● EXERCISE
Each record below is to be copied word for word, with pictures removed.
····················
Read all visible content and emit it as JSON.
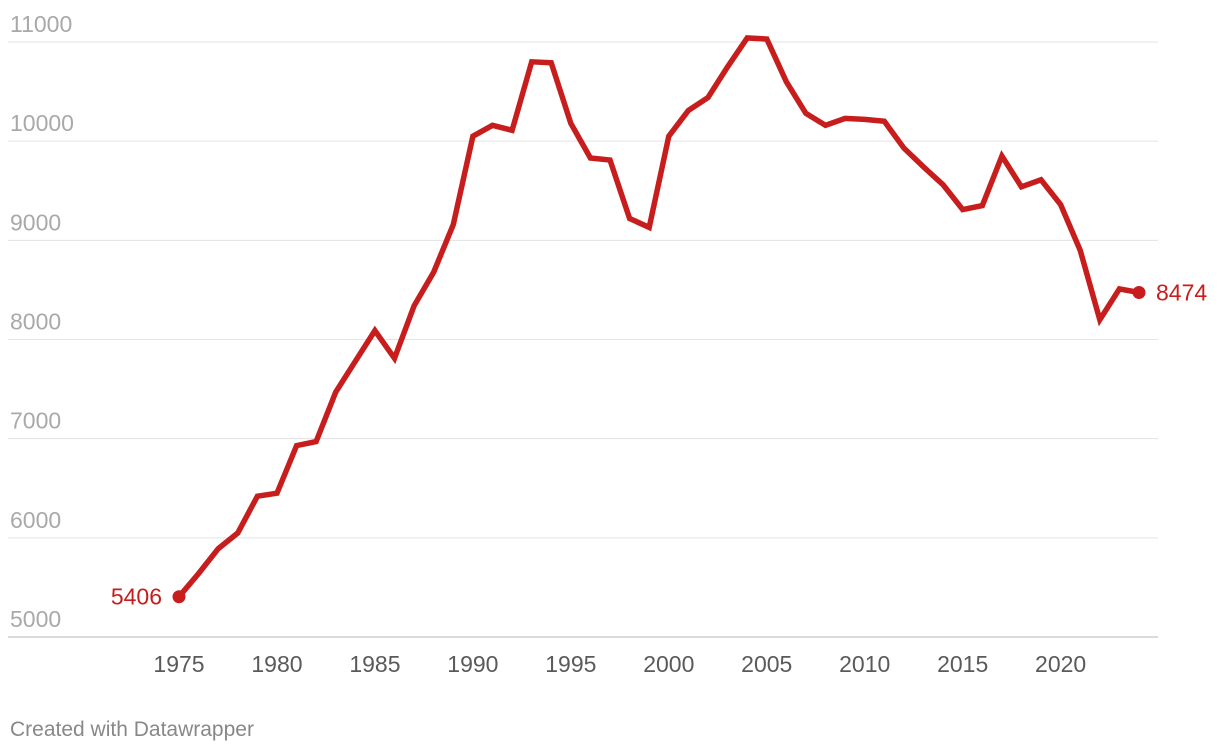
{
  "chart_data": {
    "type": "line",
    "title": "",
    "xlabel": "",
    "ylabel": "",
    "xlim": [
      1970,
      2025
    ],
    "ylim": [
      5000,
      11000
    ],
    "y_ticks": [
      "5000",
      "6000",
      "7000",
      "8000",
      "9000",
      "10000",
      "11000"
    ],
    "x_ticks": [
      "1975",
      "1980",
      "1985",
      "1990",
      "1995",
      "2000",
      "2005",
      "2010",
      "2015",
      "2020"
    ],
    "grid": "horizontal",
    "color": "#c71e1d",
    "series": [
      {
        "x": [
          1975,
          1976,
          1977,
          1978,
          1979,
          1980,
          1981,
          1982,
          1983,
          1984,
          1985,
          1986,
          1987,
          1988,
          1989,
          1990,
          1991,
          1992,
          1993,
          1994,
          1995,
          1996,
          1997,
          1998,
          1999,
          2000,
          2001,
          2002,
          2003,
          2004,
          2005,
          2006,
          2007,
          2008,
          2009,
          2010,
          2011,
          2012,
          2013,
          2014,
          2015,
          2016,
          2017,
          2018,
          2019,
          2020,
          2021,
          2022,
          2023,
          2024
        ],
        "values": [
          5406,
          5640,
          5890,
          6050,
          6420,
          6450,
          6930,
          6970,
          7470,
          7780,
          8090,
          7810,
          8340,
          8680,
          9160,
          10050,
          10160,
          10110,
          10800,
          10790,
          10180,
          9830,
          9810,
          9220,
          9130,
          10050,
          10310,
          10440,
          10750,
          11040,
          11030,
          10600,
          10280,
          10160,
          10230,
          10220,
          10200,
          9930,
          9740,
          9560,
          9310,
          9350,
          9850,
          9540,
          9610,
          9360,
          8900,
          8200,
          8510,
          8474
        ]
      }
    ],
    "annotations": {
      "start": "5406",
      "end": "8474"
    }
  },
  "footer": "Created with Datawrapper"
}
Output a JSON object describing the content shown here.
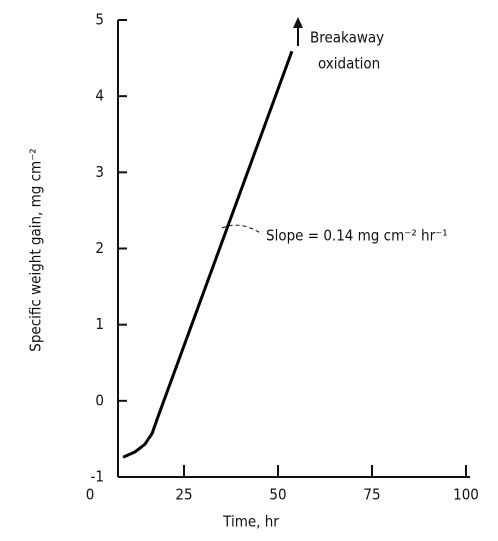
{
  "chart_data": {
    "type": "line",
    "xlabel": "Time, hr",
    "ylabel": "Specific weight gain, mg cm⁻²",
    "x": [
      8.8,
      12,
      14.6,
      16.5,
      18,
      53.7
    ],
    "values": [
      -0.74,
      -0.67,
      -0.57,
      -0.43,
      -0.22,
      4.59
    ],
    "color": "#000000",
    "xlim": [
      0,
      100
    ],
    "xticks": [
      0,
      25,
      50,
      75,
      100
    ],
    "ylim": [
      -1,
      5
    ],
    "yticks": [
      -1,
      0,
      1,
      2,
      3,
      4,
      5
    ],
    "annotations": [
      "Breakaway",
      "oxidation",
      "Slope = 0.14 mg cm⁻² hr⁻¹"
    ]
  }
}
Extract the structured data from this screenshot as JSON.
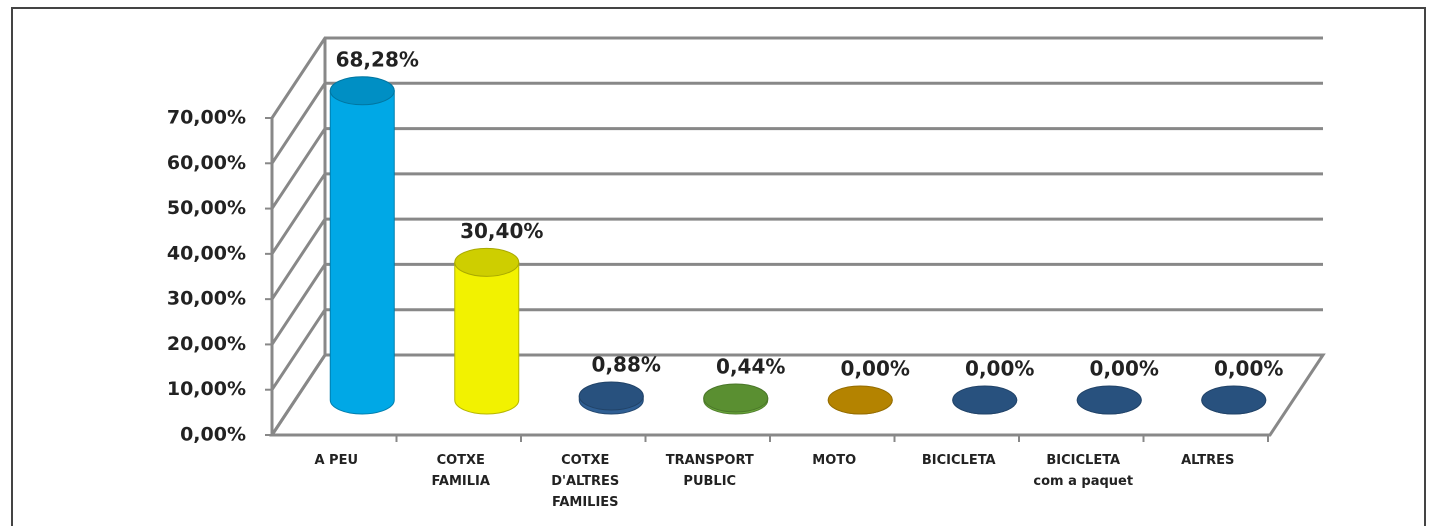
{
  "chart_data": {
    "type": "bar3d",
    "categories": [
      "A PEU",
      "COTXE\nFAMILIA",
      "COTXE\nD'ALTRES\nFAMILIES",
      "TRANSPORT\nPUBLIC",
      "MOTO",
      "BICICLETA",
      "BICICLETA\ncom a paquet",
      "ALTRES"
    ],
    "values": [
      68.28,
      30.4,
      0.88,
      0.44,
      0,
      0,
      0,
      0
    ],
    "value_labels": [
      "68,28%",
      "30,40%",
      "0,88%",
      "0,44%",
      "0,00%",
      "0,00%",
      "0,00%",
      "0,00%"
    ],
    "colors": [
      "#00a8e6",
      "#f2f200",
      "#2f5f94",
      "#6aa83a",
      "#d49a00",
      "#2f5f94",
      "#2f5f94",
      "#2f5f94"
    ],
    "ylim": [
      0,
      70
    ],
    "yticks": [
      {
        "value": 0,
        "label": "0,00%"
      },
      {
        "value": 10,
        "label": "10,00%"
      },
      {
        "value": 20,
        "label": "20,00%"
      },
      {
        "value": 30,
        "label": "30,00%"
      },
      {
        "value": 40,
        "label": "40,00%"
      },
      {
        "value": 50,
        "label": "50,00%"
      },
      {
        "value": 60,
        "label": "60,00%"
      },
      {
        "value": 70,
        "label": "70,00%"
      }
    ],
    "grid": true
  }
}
····················
● COMPLETE OUTPUT
Read all visible content and emit it as JSON.
{
  "chart_data": {
    "type": "line",
    "title": "",
    "xlabel": "",
    "ylabel": "",
    "xlim": [
      1970,
      2025
    ],
    "ylim": [
      5000,
      11000
    ],
    "y_ticks": [
      "5000",
      "6000",
      "7000",
      "8000",
      "9000",
      "10000",
      "11000"
    ],
    "x_ticks": [
      "1975",
      "1980",
      "1985",
      "1990",
      "1995",
      "2000",
      "2005",
      "2010",
      "2015",
      "2020"
    ],
    "grid": "horizontal",
    "color": "#c71e1d",
    "series": [
      {
        "x": [
          1975,
          1976,
          1977,
          1978,
          1979,
          1980,
          1981,
          1982,
          1983,
          1984,
          1985,
          1986,
          1987,
          1988,
          1989,
          1990,
          1991,
          1992,
          1993,
          1994,
          1995,
          1996,
          1997,
          1998,
          1999,
          2000,
          2001,
          2002,
          2003,
          2004,
          2005,
          2006,
          2007,
          2008,
          2009,
          2010,
          2011,
          2012,
          2013,
          2014,
          2015,
          2016,
          2017,
          2018,
          2019,
          2020,
          2021,
          2022,
          2023,
          2024
        ],
        "values": [
          5406,
          5640,
          5890,
          6050,
          6420,
          6450,
          6930,
          6970,
          7470,
          7780,
          8090,
          7810,
          8340,
          8680,
          9160,
          10050,
          10160,
          10110,
          10800,
          10790,
          10180,
          9830,
          9810,
          9220,
          9130,
          10050,
          10310,
          10440,
          10750,
          11040,
          11030,
          10600,
          10280,
          10160,
          10230,
          10220,
          10200,
          9930,
          9740,
          9560,
          9310,
          9350,
          9850,
          9540,
          9610,
          9360,
          8900,
          8200,
          8510,
          8474
        ]
      }
    ],
    "annotations": {
      "start": "5406",
      "end": "8474"
    }
  },
  "footer": "Created with Datawrapper"
}
Output a JSON object describing the content shown here.
{
  "chart_data": {
    "type": "line",
    "xlabel": "Time, hr",
    "ylabel": "Specific weight gain, mg cm⁻²",
    "x": [
      8.8,
      12,
      14.6,
      16.5,
      18,
      53.7
    ],
    "values": [
      -0.74,
      -0.67,
      -0.57,
      -0.43,
      -0.22,
      4.59
    ],
    "color": "#000000",
    "xlim": [
      0,
      100
    ],
    "xticks": [
      0,
      25,
      50,
      75,
      100
    ],
    "ylim": [
      -1,
      5
    ],
    "yticks": [
      -1,
      0,
      1,
      2,
      3,
      4,
      5
    ],
    "annotations": [
      "Breakaway",
      "oxidation",
      "Slope = 0.14 mg cm⁻² hr⁻¹"
    ]
  }
}
Extract the structured data from this screenshot as JSON.
{
  "chart_data": {
    "type": "bar3d",
    "categories": [
      "A PEU",
      "COTXE\nFAMILIA",
      "COTXE\nD'ALTRES\nFAMILIES",
      "TRANSPORT\nPUBLIC",
      "MOTO",
      "BICICLETA",
      "BICICLETA\ncom a paquet",
      "ALTRES"
    ],
    "values": [
      68.28,
      30.4,
      0.88,
      0.44,
      0,
      0,
      0,
      0
    ],
    "value_labels": [
      "68,28%",
      "30,40%",
      "0,88%",
      "0,44%",
      "0,00%",
      "0,00%",
      "0,00%",
      "0,00%"
    ],
    "colors": [
      "#00a8e6",
      "#f2f200",
      "#2f5f94",
      "#6aa83a",
      "#d49a00",
      "#2f5f94",
      "#2f5f94",
      "#2f5f94"
    ],
    "ylim": [
      0,
      70
    ],
    "yticks": [
      {
        "value": 0,
        "label": "0,00%"
      },
      {
        "value": 10,
        "label": "10,00%"
      },
      {
        "value": 20,
        "label": "20,00%"
      },
      {
        "value": 30,
        "label": "30,00%"
      },
      {
        "value": 40,
        "label": "40,00%"
      },
      {
        "value": 50,
        "label": "50,00%"
      },
      {
        "value": 60,
        "label": "60,00%"
      },
      {
        "value": 70,
        "label": "70,00%"
      }
    ],
    "grid": true
  }
}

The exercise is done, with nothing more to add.